§ **Required task**:
Retype the records that come next, word for word.

§ **Provided data**:
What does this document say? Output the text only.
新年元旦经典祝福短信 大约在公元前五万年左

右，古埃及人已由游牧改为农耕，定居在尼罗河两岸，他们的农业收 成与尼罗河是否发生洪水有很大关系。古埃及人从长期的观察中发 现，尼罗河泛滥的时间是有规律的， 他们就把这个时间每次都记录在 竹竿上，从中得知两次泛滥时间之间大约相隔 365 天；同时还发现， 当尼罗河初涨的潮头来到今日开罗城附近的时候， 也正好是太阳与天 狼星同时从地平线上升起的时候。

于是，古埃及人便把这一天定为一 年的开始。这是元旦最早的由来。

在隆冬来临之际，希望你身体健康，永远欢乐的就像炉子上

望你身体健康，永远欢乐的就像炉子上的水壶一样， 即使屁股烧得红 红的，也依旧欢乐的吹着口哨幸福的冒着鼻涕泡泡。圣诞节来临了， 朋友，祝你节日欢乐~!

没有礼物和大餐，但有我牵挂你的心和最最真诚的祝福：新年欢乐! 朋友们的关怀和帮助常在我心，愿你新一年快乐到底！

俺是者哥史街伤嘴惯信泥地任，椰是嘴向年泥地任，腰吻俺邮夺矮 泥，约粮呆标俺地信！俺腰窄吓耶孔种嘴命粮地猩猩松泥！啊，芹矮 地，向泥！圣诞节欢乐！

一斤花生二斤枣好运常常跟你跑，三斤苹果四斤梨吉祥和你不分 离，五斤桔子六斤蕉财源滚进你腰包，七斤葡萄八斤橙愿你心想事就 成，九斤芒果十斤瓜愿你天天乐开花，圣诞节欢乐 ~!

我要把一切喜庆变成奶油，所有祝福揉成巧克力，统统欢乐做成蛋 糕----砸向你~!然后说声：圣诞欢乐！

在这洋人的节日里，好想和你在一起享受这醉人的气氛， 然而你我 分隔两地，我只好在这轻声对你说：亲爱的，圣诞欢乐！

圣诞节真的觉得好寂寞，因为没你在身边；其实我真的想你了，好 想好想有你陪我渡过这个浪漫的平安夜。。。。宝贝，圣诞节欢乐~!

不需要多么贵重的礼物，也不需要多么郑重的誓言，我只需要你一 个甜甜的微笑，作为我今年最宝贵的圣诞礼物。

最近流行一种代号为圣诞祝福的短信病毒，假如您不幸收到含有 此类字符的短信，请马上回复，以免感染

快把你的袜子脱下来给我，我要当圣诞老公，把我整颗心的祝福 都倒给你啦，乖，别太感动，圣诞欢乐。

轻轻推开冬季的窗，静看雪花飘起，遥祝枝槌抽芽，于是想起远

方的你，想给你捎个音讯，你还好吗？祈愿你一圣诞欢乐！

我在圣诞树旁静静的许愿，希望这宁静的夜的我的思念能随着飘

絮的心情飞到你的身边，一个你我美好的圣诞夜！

§ **Result of the task**:
What does this document say? Output the text only.
新年元旦经典祝福短信 大约在公元前五万年左

右，古埃及人已由游牧改为农耕，定居在尼罗河两岸，他们的农业收 成与尼罗河是否发生洪水有很大关系。古埃及人从长期的观察中发 现，尼罗河泛滥的时间是有规律的， 他们就把这个时间每次都记录在 竹竿上，从中得知两次泛滥时间之间大约相隔 365 天；同时还发现， 当尼罗河初涨的潮头来到今日开罗城附近的时候， 也正好是太阳与天 狼星同时从地平线上升起的时候。

于是，古埃及人便把这一天定为一 年的开始。这是元旦最早的由来。

在隆冬来临之际，希望你身体健康，永远欢乐的就像炉子上

望你身体健康，永远欢乐的就像炉子上的水壶一样， 即使屁股烧得红 红的，也依旧欢乐的吹着口哨幸福的冒着鼻涕泡泡。圣诞节来临了， 朋友，祝你节日欢乐~!

没有礼物和大餐，但有我牵挂你的心和最最真诚的祝福：新年欢乐! 朋友们的关怀和帮助常在我心，愿你新一年快乐到底！

俺是者哥史街伤嘴惯信泥地任，椰是嘴向年泥地任，腰吻俺邮夺矮 泥，约粮呆标俺地信！俺腰窄吓耶孔种嘴命粮地猩猩松泥！啊，芹矮 地，向泥！圣诞节欢乐！

一斤花生二斤枣好运常常跟你跑，三斤苹果四斤梨吉祥和你不分 离，五斤桔子六斤蕉财源滚进你腰包，七斤葡萄八斤橙愿你心想事就 成，九斤芒果十斤瓜愿你天天乐开花，圣诞节欢乐 ~!

我要把一切喜庆变成奶油，所有祝福揉成巧克力，统统欢乐做成蛋 糕----砸向你~!然后说声：圣诞欢乐！

在这洋人的节日里，好想和你在一起享受这醉人的气氛， 然而你我 分隔两地，我只好在这轻声对你说：亲爱的，圣诞欢乐！

圣诞节真的觉得好寂寞，因为没你在身边；其实我真的想你了，好 想好想有你陪我渡过这个浪漫的平安夜。。。。宝贝，圣诞节欢乐~!

不需要多么贵重的礼物，也不需要多么郑重的誓言，我只需要你一 个甜甜的微笑，作为我今年最宝贵的圣诞礼物。

最近流行一种代号为圣诞祝福的短信病毒，假如您不幸收到含有 此类字符的短信，请马上回复，以免感染

快把你的袜子脱下来给我，我要当圣诞老公，把我整颗心的祝福 都倒给你啦，乖，别太感动，圣诞欢乐。

轻轻推开冬季的窗，静看雪花飘起，遥祝枝槌抽芽，于是想起远

方的你，想给你捎个音讯，你还好吗？祈愿你一圣诞欢乐！

我在圣诞树旁静静的许愿，希望这宁静的夜的我的思念能随着飘

絮的心情飞到你的身边，一个你我美好的圣诞夜！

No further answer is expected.